Your goal – Quote the full listing word for word.

(Collected data entries)

* begin *

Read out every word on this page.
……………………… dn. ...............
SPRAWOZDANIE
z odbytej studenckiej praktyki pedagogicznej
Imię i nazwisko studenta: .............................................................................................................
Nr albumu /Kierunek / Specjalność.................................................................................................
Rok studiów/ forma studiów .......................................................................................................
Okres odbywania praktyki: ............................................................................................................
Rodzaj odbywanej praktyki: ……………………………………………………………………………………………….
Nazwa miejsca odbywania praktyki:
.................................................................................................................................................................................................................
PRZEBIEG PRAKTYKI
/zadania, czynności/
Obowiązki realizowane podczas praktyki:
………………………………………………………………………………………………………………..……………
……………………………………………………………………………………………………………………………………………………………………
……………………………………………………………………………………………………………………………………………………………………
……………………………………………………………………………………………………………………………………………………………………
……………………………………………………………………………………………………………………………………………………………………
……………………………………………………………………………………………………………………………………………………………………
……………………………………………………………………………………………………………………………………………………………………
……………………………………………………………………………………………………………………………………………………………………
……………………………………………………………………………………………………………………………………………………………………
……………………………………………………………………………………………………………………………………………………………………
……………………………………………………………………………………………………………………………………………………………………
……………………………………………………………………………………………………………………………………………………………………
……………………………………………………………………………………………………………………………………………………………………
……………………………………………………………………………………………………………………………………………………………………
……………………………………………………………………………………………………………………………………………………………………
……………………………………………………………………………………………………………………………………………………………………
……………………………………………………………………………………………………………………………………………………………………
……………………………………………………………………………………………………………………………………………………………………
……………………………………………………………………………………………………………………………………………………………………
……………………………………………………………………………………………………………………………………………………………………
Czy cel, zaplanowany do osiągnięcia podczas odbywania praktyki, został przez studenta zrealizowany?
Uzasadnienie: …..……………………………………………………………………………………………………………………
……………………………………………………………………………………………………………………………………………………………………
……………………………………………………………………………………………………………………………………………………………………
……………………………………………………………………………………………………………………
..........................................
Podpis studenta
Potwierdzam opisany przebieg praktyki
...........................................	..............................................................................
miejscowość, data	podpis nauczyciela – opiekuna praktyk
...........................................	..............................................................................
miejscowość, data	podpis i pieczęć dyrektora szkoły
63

* end *

The response –
Read out every word on this page.
……………………… dn. ...............
SPRAWOZDANIE
z odbytej studenckiej praktyki pedagogicznej
Imię i nazwisko studenta: .............................................................................................................
Nr albumu /Kierunek / Specjalność.................................................................................................
Rok studiów/ forma studiów .......................................................................................................
Okres odbywania praktyki: ............................................................................................................
Rodzaj odbywanej praktyki: ……………………………………………………………………………………………….
Nazwa miejsca odbywania praktyki:
.................................................................................................................................................................................................................
PRZEBIEG PRAKTYKI
/zadania, czynności/
Obowiązki realizowane podczas praktyki:
………………………………………………………………………………………………………………..……………
……………………………………………………………………………………………………………………………………………………………………
……………………………………………………………………………………………………………………………………………………………………
……………………………………………………………………………………………………………………………………………………………………
……………………………………………………………………………………………………………………………………………………………………
……………………………………………………………………………………………………………………………………………………………………
……………………………………………………………………………………………………………………………………………………………………
……………………………………………………………………………………………………………………………………………………………………
……………………………………………………………………………………………………………………………………………………………………
……………………………………………………………………………………………………………………………………………………………………
……………………………………………………………………………………………………………………………………………………………………
……………………………………………………………………………………………………………………………………………………………………
……………………………………………………………………………………………………………………………………………………………………
……………………………………………………………………………………………………………………………………………………………………
……………………………………………………………………………………………………………………………………………………………………
……………………………………………………………………………………………………………………………………………………………………
……………………………………………………………………………………………………………………………………………………………………
……………………………………………………………………………………………………………………………………………………………………
……………………………………………………………………………………………………………………………………………………………………
……………………………………………………………………………………………………………………………………………………………………
Czy cel, zaplanowany do osiągnięcia podczas odbywania praktyki, został przez studenta zrealizowany?
Uzasadnienie: …..……………………………………………………………………………………………………………………
……………………………………………………………………………………………………………………………………………………………………
……………………………………………………………………………………………………………………………………………………………………
……………………………………………………………………………………………………………………
..........................................
Podpis studenta
Potwierdzam opisany przebieg praktyki
...........................................	..............................................................................
miejscowość, data	podpis nauczyciela – opiekuna praktyk
...........................................	..............................................................................
miejscowość, data	podpis i pieczęć dyrektora szkoły
63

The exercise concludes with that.